Tasks to carry out
[a] Update the guidance overview from "- Concept - A" to "completed work product.", putting "effort" in place of "estimation".
[b] According to the guidance overview, in what are checklists often used?
[c] Decide whether each statement agrees with the guidance overview: (i) Guidance elements can be associated with other guidance elements. (ii) Concepts normally address more specific topics than guidelines. (iii) A Report is produced by hand, without tool automation.
### Extract ###
Guidance is a general term for supplemental information which can be added
to most Method and Process elements.
Adding guidance is an easy way to tailor information for specific projects.
For example a type of Guidance called a Guideline could be associated to a
Work Product that explains how your project uses that Work Product. See Variability Associations for
more information about attaching Guidances to specific types of elements.
Guidance elements can also be associated with other guidance elements.
Types of Guidance
- Checklist - A specific type of guidance that identifies a series
of items that need to be completed or verified. Checklists are often used
in reviews such as walkthroughs or inspections.
- Concept - A specific type of guidance that outlines key ideas
associated with basic principles underlying the referenced item. Concepts
normally address more general topics than guidelines and span across several
work product and/or tasks or activities.
- Estimating Guideline - A specific type of guidance that provides
sizing measures, or standards for sizing the work effort associated with performing
a particular piece of work and instructions for their successful use. It may
be comprised of estimation considerations and estimation metrics.
- Example - A specific type of guidance that provides an example
of a completed work product.
- Guideline - Provides additional detail on how to perform a particular
task or grouping of tasks, or that provides additional detail, rules, and
recommendations on work products and their properties. Amongst others, it
can include details about best practices and different approaches for doing
work, how to use particular types of work products, information on different
subtypes and variants of the work product and how they evolve throughout a
lifecycle, discussions on skills the performing roles should acquire or improve
upon, and measurements for progress and maturity.
- Practice - Represents a proven way or strategy of doing work to
achieve a goal that has a positive impact on work product or process quality.
Practices are defined orthogonal to methods and processes. They could summarize
aspects that impact may different parts of a method or specific process.
- Report - A predefined template of a result that is generated on
the basis of other work products as an output from some form of tool automation.
### Material provided ###
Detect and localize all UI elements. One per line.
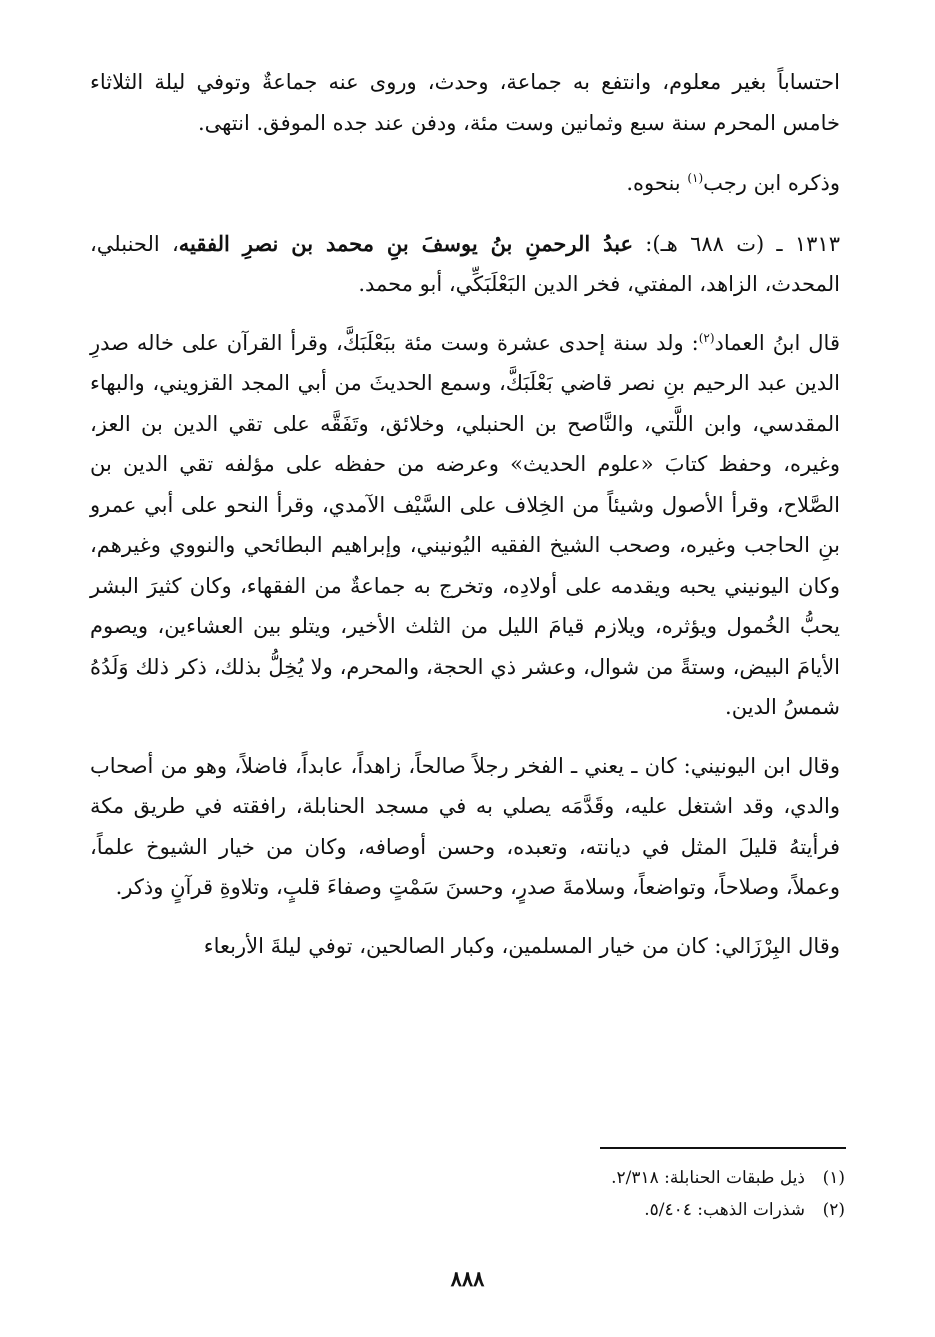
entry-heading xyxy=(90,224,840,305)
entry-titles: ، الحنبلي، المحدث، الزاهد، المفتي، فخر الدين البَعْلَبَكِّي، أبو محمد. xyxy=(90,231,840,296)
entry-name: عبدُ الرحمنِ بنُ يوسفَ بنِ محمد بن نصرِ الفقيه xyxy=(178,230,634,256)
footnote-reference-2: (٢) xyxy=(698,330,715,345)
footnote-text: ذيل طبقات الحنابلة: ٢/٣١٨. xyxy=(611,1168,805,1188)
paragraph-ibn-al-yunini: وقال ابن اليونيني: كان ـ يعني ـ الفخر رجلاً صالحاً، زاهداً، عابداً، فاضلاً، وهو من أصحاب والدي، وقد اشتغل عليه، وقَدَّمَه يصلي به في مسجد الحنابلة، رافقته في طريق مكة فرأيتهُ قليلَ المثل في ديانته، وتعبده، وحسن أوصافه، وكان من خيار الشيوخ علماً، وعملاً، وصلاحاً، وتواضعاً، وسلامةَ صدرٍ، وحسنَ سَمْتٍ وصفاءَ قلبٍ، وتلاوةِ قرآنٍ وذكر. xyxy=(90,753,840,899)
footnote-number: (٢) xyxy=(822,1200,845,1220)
###
Results
[a]
- Concept - A specific type of guidance that outlines key ideas
associated with basic principles underlying the referenced item. Concepts
normally address more general topics than guidelines and span across several
work product and/or tasks or activities.
- Estimating Guideline - A specific type of guidance that provides
sizing measures, or standards for sizing the work effort associated with performing
a particular piece of work and instructions for their successful use. It may
be comprised of effort considerations and effort metrics.
- Example - A specific type of guidance that provides an example
of a completed work product.

[b] Checklists are often used in reviews such as walkthroughs or inspections.

[c]
(i) Yes: "Guidance elements can also be associated with other guidance elements."
(ii) No: "Concepts normally address more general topics than guidelines"
(iii) No: "generated on the basis of other work products as an output from some form of tool automation"